═══ Information supplied

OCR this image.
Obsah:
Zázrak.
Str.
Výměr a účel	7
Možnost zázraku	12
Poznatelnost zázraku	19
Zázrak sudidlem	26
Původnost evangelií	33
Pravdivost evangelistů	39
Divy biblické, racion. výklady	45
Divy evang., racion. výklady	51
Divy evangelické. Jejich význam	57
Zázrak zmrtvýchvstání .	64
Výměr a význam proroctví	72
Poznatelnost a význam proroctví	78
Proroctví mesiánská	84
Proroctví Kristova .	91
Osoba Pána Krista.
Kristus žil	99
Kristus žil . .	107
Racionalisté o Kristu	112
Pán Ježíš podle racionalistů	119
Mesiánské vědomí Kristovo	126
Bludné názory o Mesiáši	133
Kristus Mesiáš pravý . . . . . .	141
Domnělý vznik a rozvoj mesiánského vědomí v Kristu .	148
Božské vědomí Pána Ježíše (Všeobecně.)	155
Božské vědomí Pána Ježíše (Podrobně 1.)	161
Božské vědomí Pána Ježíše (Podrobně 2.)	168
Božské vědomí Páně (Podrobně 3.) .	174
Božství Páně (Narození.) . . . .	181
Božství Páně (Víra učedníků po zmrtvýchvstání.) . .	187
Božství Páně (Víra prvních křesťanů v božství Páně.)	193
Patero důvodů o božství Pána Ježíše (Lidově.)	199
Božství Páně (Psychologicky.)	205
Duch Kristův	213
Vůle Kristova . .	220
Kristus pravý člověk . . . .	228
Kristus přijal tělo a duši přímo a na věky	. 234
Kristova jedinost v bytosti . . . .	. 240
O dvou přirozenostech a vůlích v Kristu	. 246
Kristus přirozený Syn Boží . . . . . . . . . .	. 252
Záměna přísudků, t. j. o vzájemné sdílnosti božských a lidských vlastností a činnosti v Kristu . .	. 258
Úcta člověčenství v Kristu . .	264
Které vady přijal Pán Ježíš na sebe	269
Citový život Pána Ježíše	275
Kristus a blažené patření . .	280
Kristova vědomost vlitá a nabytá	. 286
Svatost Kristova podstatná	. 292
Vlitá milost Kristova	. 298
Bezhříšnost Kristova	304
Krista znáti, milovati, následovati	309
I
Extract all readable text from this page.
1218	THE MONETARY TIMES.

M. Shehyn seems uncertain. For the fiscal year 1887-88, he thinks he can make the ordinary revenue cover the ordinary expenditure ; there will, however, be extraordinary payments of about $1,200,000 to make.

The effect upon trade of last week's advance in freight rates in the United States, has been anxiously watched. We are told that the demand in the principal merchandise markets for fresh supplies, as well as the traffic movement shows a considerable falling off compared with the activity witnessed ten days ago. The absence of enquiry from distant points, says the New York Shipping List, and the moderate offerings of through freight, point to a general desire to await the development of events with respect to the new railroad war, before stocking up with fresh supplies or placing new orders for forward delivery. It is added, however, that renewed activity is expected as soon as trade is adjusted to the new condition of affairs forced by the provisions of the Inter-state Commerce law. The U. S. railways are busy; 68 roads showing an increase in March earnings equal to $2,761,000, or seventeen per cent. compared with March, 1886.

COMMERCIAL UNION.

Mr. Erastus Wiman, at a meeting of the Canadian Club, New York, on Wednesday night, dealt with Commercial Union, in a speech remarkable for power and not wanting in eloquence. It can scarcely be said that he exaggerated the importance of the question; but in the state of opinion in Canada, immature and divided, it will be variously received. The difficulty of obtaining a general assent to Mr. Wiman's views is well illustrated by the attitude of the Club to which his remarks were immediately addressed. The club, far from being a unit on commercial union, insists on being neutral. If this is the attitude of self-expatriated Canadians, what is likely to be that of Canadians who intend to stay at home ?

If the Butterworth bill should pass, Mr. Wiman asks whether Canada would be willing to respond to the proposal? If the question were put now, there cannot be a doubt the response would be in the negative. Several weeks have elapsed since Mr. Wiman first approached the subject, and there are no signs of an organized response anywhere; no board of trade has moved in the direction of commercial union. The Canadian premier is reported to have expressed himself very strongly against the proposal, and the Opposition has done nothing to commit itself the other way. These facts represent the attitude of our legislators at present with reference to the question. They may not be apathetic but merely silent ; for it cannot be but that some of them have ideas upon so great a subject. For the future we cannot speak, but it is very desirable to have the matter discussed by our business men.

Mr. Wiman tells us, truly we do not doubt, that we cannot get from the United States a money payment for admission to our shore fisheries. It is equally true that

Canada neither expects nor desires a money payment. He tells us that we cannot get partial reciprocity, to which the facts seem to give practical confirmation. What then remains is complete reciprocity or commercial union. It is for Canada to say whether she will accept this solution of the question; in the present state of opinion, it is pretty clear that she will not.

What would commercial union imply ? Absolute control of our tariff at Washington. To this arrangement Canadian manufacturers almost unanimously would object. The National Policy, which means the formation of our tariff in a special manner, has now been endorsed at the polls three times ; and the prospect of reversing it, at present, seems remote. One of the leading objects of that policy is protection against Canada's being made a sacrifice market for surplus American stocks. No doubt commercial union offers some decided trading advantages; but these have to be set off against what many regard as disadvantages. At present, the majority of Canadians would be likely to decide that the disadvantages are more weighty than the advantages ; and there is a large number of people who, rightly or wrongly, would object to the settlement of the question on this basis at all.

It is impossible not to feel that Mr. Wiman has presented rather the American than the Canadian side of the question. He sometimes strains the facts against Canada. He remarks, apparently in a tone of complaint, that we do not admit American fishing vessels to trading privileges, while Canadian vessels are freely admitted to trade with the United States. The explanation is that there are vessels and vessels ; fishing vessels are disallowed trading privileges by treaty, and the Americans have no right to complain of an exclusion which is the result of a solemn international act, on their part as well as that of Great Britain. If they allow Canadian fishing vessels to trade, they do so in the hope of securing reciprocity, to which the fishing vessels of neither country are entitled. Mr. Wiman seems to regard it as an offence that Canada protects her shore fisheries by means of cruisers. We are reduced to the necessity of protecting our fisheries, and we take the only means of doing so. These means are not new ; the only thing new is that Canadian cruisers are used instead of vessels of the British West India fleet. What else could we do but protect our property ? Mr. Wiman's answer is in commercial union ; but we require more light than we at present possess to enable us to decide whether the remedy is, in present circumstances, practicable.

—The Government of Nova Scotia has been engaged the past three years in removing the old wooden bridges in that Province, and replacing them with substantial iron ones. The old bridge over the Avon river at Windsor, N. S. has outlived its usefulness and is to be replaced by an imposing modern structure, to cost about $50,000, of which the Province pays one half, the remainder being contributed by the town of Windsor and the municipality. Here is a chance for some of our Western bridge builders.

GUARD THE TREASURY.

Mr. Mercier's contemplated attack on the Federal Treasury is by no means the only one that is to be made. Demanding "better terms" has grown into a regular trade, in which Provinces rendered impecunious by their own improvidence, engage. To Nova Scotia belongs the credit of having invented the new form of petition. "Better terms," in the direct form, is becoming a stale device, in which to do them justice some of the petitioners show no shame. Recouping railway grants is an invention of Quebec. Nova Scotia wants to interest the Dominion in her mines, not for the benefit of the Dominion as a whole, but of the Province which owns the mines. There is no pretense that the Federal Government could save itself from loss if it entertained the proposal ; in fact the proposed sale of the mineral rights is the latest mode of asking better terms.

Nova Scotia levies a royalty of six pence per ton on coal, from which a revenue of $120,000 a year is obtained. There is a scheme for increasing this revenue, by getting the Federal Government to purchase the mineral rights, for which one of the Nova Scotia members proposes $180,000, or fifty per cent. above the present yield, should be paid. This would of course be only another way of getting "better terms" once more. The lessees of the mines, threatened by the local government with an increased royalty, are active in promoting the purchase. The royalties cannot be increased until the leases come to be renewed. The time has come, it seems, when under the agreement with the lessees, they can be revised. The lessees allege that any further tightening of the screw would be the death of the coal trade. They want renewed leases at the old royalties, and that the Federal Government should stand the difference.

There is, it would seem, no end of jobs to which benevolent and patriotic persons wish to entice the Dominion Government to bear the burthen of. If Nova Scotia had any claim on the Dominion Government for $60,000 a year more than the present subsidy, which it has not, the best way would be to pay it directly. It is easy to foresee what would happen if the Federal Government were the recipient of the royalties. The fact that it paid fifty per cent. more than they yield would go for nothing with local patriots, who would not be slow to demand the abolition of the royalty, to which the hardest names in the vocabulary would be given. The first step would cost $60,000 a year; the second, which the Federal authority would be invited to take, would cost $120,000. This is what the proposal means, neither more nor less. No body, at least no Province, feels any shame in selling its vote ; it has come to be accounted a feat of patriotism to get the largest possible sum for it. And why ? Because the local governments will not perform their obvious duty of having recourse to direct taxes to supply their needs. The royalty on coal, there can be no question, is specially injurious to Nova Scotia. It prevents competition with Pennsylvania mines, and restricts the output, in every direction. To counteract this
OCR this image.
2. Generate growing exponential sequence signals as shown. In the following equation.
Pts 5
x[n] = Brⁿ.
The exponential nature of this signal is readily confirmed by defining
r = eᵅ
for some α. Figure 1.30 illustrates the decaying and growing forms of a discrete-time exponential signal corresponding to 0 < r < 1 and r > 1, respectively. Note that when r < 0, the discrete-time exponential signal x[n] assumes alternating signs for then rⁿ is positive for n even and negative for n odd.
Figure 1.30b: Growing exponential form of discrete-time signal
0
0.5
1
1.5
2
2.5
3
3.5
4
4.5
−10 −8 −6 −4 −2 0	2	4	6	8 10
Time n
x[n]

══════

● **Given exercise**
Pick out, from the lines above, every one that contains the string "vědomí".

● **Result of this task**
Mesiánské vědomí Kristovo	126
Domnělý vznik a rozvoj mesiánského vědomí v Kristu .	148
Božské vědomí Pána Ježíše (Všeobecně.)	155
Božské vědomí Pána Ježíše (Podrobně 1.)	161
Božské vědomí Pána Ježíše (Podrobně 2.)	168
Božské vědomí Páně (Podrobně 3.) .	174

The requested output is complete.